Given instruction:
Skip the pictures. Transcribe the rest of the data below without changing a word.

Figure record extracts:
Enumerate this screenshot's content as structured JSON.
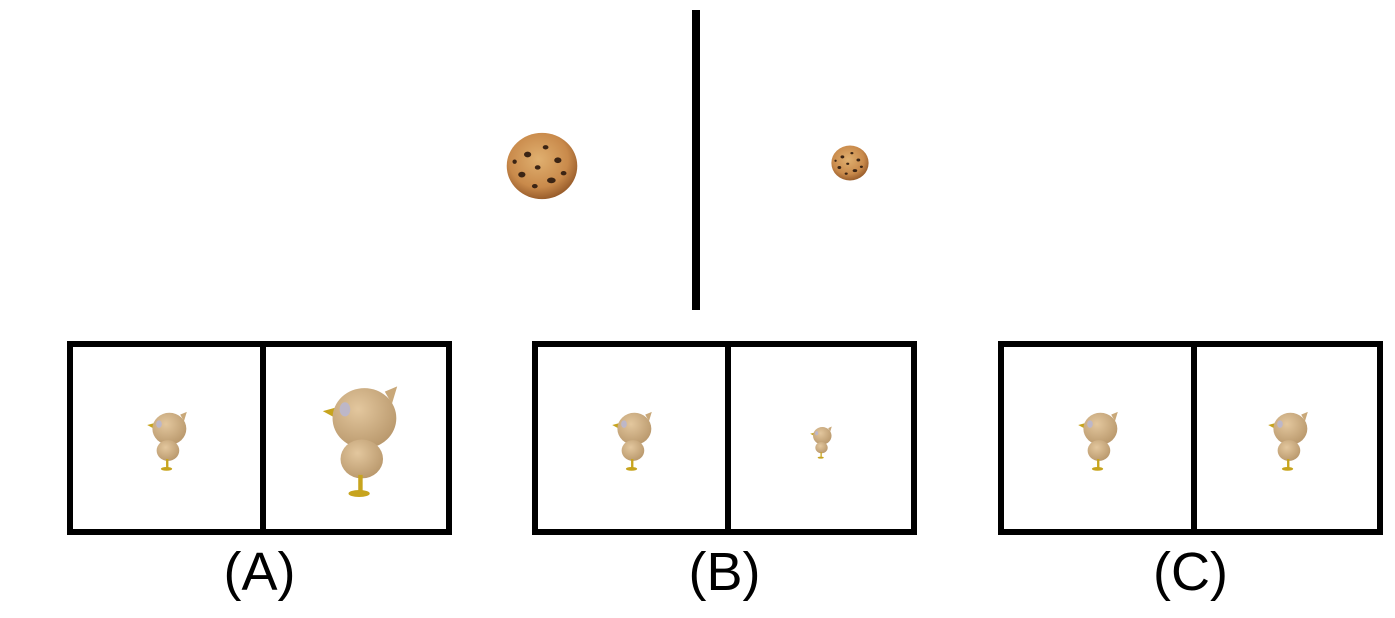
{
  "options": [
    {
      "label": "(A)"
    },
    {
      "label": "(B)"
    },
    {
      "label": "(C)"
    }
  ],
  "colors": {
    "frame": "#000000",
    "cookie": "#c98a4b",
    "chocolate_chip": "#3b2414",
    "bird_body": "#d2b185",
    "bird_beak": "#c7a41e"
  }
}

The completed task:
Enumerate this screenshot's content as structured JSON.
{
  "options": [
    {
      "label": "(A)"
    },
    {
      "label": "(B)"
    },
    {
      "label": "(C)"
    }
  ],
  "colors": {
    "frame": "#000000",
    "cookie": "#c98a4b",
    "chocolate_chip": "#3b2414",
    "bird_body": "#d2b185",
    "bird_beak": "#c7a41e"
  }
}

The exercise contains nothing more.